Exercise materials:
-- -- --
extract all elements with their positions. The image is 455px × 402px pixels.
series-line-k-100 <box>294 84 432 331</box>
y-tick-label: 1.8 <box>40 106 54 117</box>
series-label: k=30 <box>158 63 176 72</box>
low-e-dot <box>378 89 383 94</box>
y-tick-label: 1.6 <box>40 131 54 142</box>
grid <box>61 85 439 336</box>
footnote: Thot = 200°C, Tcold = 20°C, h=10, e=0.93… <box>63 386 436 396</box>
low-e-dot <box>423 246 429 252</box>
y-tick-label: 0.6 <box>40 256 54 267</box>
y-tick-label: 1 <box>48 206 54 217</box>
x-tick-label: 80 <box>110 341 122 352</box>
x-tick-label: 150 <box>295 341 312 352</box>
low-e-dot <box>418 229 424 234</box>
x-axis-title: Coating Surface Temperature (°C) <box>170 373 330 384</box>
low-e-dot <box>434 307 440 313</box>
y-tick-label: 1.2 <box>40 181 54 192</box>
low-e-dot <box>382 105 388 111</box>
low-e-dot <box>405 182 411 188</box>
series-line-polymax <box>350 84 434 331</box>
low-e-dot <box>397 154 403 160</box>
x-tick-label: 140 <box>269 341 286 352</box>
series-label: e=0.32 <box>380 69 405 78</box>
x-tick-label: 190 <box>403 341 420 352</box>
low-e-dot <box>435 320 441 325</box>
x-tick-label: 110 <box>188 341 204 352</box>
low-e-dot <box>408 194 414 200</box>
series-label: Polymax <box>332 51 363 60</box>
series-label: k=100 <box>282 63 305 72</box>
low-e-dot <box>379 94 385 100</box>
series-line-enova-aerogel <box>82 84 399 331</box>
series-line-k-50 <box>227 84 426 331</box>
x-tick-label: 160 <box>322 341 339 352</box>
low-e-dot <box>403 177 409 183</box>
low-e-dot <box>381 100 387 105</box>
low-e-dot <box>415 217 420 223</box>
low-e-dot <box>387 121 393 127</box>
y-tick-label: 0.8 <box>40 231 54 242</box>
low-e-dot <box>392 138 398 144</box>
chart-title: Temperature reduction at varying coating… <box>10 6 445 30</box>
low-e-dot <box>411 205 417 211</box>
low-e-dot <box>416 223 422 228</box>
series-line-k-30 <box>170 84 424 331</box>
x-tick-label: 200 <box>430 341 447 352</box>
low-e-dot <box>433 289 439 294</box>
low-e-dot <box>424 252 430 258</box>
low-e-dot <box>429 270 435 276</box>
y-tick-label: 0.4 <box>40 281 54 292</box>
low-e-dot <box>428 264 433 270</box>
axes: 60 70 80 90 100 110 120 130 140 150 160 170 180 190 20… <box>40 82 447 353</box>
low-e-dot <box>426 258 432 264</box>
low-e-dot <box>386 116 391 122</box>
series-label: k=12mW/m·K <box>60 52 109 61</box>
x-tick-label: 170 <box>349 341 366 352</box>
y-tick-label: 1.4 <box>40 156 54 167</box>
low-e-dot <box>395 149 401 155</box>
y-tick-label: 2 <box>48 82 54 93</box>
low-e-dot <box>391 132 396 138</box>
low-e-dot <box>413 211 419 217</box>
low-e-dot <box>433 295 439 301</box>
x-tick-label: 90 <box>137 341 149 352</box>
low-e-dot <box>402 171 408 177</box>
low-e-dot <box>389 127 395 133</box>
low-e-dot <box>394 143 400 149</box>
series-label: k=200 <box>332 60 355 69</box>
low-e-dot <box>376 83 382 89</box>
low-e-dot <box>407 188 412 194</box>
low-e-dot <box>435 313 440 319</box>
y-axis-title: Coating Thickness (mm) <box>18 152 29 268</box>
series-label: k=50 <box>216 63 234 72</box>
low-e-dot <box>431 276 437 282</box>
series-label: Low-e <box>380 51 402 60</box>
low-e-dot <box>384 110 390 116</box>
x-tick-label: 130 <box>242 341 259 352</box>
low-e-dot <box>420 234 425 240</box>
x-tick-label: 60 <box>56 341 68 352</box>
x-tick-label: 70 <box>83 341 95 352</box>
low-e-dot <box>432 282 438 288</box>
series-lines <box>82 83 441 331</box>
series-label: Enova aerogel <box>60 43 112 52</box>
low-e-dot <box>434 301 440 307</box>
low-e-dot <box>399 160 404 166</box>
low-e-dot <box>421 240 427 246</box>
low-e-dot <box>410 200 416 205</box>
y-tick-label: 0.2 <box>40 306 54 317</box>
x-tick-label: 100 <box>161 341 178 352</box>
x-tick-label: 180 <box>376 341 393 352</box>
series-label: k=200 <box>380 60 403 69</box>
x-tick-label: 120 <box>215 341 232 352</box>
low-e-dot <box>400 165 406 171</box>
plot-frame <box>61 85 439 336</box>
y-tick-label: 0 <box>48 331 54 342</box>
-- -- --
Written request: Count the lines in the entries above that contain the string "aerogel", with case counting. Give only the number.

Response: 2